• EXERCISE DETAILS:
Copy out the records precisely, omitting pictures.

Collected data

[BEGIN]

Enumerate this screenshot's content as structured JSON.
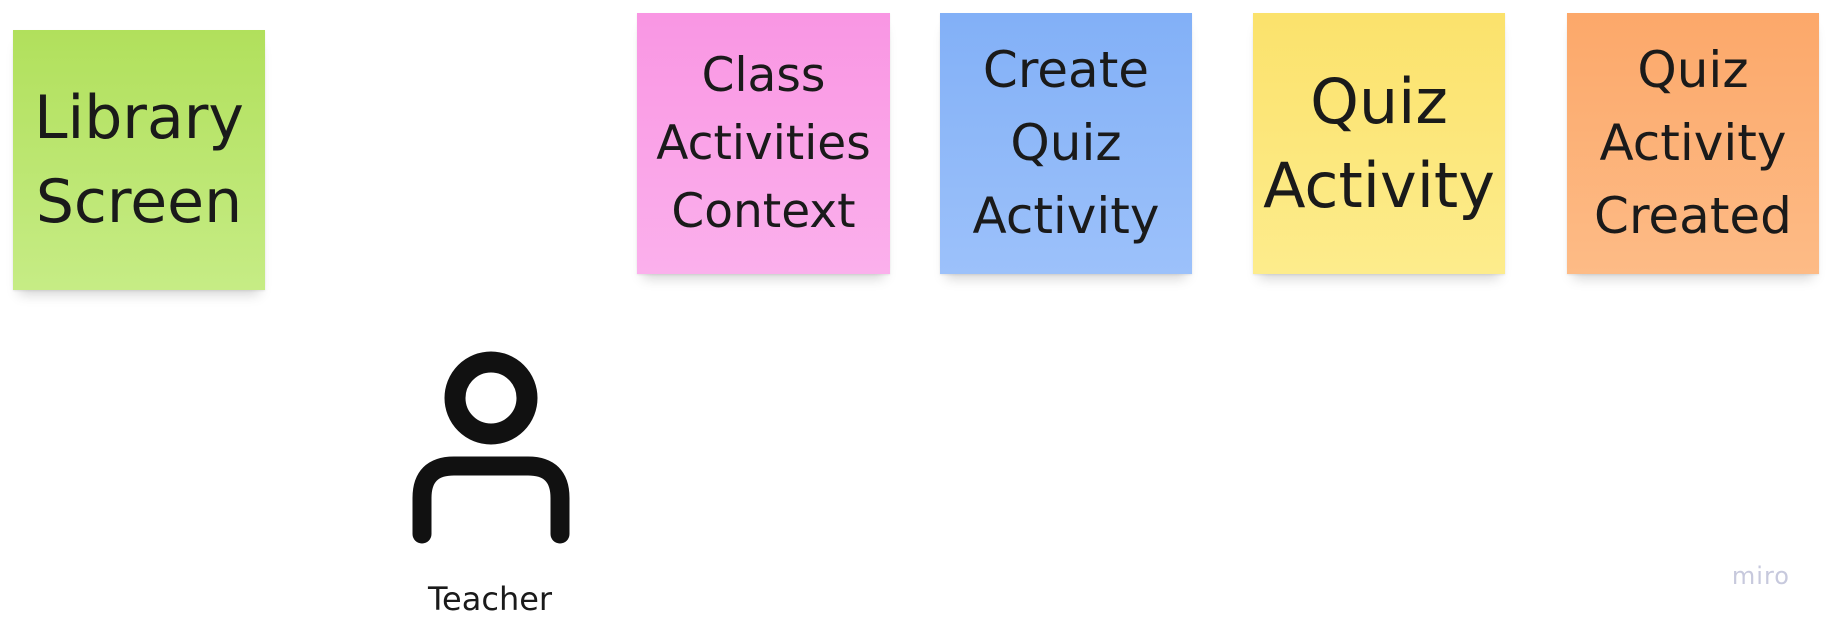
{
  "notes": {
    "library": {
      "lines": [
        "Library",
        "Screen"
      ],
      "color": "#b8e465"
    },
    "context": {
      "lines": [
        "Class",
        "Activities",
        "Context"
      ],
      "color": "#fa9fe7"
    },
    "create": {
      "lines": [
        "Create",
        "Quiz",
        "Activity"
      ],
      "color": "#8ab6f8"
    },
    "quiz": {
      "lines": [
        "Quiz",
        "Activity"
      ],
      "color": "#fce677"
    },
    "created": {
      "lines": [
        "Quiz",
        "Activity",
        "Created"
      ],
      "color": "#fcb175"
    }
  },
  "actor": {
    "icon": "person-icon",
    "label": "Teacher"
  },
  "watermark": "miro"
}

[END]

• REPLY TO THE TASK:
Enumerate this screenshot's content as structured JSON.
{
  "notes": {
    "library": {
      "lines": [
        "Library",
        "Screen"
      ],
      "color": "#b8e465"
    },
    "context": {
      "lines": [
        "Class",
        "Activities",
        "Context"
      ],
      "color": "#fa9fe7"
    },
    "create": {
      "lines": [
        "Create",
        "Quiz",
        "Activity"
      ],
      "color": "#8ab6f8"
    },
    "quiz": {
      "lines": [
        "Quiz",
        "Activity"
      ],
      "color": "#fce677"
    },
    "created": {
      "lines": [
        "Quiz",
        "Activity",
        "Created"
      ],
      "color": "#fcb175"
    }
  },
  "actor": {
    "icon": "person-icon",
    "label": "Teacher"
  },
  "watermark": "miro"
}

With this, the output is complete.